■ **Your goal**:
Reproduce all of the data exactly.

■ **Material to process**:

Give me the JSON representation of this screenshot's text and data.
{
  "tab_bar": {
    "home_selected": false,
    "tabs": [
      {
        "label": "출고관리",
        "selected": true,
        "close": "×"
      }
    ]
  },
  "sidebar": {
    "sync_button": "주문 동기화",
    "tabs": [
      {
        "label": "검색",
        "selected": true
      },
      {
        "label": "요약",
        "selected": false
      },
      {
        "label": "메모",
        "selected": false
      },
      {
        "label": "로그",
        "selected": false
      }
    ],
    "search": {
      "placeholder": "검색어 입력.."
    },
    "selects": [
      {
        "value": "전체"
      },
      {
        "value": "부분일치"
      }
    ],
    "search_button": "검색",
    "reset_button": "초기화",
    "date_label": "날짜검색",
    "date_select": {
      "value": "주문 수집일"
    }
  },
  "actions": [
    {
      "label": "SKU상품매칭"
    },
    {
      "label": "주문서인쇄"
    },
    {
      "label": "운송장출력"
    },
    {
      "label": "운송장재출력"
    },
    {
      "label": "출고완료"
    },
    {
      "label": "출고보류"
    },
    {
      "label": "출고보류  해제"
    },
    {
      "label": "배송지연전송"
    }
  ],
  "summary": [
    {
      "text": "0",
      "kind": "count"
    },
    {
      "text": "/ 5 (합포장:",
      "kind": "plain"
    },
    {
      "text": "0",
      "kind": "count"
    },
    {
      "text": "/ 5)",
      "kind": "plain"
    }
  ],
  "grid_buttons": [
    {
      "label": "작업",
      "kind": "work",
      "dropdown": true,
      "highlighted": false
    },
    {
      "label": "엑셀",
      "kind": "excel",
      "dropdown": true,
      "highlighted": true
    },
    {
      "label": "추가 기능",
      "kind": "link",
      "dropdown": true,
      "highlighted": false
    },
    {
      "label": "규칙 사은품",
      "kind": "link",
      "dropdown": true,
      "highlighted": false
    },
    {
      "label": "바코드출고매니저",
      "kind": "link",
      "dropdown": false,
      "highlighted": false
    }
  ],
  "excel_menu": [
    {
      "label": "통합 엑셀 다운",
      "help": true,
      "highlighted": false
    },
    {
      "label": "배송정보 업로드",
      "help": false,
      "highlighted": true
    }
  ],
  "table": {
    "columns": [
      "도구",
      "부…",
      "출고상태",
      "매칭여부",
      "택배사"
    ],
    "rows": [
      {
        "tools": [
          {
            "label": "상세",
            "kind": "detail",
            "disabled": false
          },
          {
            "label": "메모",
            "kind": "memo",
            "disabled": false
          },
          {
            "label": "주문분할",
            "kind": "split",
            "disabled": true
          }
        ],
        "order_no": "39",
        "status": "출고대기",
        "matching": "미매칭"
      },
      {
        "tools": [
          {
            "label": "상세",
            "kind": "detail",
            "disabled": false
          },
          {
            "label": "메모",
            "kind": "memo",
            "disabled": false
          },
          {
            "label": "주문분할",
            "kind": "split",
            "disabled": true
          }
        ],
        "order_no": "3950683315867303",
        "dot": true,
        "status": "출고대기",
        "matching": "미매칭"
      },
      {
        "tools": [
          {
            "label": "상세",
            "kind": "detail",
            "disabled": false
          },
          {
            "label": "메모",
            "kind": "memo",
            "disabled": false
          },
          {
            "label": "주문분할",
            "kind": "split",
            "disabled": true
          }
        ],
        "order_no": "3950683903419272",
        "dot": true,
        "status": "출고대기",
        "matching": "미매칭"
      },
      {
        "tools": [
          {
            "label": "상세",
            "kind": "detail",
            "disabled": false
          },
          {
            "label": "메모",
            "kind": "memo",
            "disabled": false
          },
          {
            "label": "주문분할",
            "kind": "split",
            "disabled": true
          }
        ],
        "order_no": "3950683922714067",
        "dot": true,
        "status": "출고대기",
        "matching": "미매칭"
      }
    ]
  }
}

■ **Worked answer**:
Give me the JSON representation of this screenshot's text and data.
{
  "tab_bar": {
    "home_selected": false,
    "tabs": [
      {
        "label": "출고관리",
        "selected": true,
        "close": "×"
      }
    ]
  },
  "sidebar": {
    "sync_button": "주문 동기화",
    "tabs": [
      {
        "label": "검색",
        "selected": true
      },
      {
        "label": "요약",
        "selected": false
      },
      {
        "label": "메모",
        "selected": false
      },
      {
        "label": "로그",
        "selected": false
      }
    ],
    "search": {
      "placeholder": "검색어 입력.."
    },
    "selects": [
      {
        "value": "전체"
      },
      {
        "value": "부분일치"
      }
    ],
    "search_button": "검색",
    "reset_button": "초기화",
    "date_label": "날짜검색",
    "date_select": {
      "value": "주문 수집일"
    }
  },
  "actions": [
    {
      "label": "SKU상품매칭"
    },
    {
      "label": "주문서인쇄"
    },
    {
      "label": "운송장출력"
    },
    {
      "label": "운송장재출력"
    },
    {
      "label": "출고완료"
    },
    {
      "label": "출고보류"
    },
    {
      "label": "출고보류  해제"
    },
    {
      "label": "배송지연전송"
    }
  ],
  "summary": [
    {
      "text": "0",
      "kind": "count"
    },
    {
      "text": "/ 5 (합포장:",
      "kind": "plain"
    },
    {
      "text": "0",
      "kind": "count"
    },
    {
      "text": "/ 5)",
      "kind": "plain"
    }
  ],
  "grid_buttons": [
    {
      "label": "작업",
      "kind": "work",
      "dropdown": true,
      "highlighted": false
    },
    {
      "label": "엑셀",
      "kind": "excel",
      "dropdown": true,
      "highlighted": true
    },
    {
      "label": "추가 기능",
      "kind": "link",
      "dropdown": true,
      "highlighted": false
    },
    {
      "label": "규칙 사은품",
      "kind": "link",
      "dropdown": true,
      "highlighted": false
    },
    {
      "label": "바코드출고매니저",
      "kind": "link",
      "dropdown": false,
      "highlighted": false
    }
  ],
  "excel_menu": [
    {
      "label": "통합 엑셀 다운",
      "help": true,
      "highlighted": false
    },
    {
      "label": "배송정보 업로드",
      "help": false,
      "highlighted": true
    }
  ],
  "table": {
    "columns": [
      "도구",
      "부…",
      "출고상태",
      "매칭여부",
      "택배사"
    ],
    "rows": [
      {
        "tools": [
          {
            "label": "상세",
            "kind": "detail",
            "disabled": false
          },
          {
            "label": "메모",
            "kind": "memo",
            "disabled": false
          },
          {
            "label": "주문분할",
            "kind": "split",
            "disabled": true
          }
        ],
        "order_no": "39",
        "status": "출고대기",
        "matching": "미매칭"
      },
      {
        "tools": [
          {
            "label": "상세",
            "kind": "detail",
            "disabled": false
          },
          {
            "label": "메모",
            "kind": "memo",
            "disabled": false
          },
          {
            "label": "주문분할",
            "kind": "split",
            "disabled": true
          }
        ],
        "order_no": "3950683315867303",
        "dot": true,
        "status": "출고대기",
        "matching": "미매칭"
      },
      {
        "tools": [
          {
            "label": "상세",
            "kind": "detail",
            "disabled": false
          },
          {
            "label": "메모",
            "kind": "memo",
            "disabled": false
          },
          {
            "label": "주문분할",
            "kind": "split",
            "disabled": true
          }
        ],
        "order_no": "3950683903419272",
        "dot": true,
        "status": "출고대기",
        "matching": "미매칭"
      },
      {
        "tools": [
          {
            "label": "상세",
            "kind": "detail",
            "disabled": false
          },
          {
            "label": "메모",
            "kind": "memo",
            "disabled": false
          },
          {
            "label": "주문분할",
            "kind": "split",
            "disabled": true
          }
        ],
        "order_no": "3950683922714067",
        "dot": true,
        "status": "출고대기",
        "matching": "미매칭"
      }
    ]
  }
}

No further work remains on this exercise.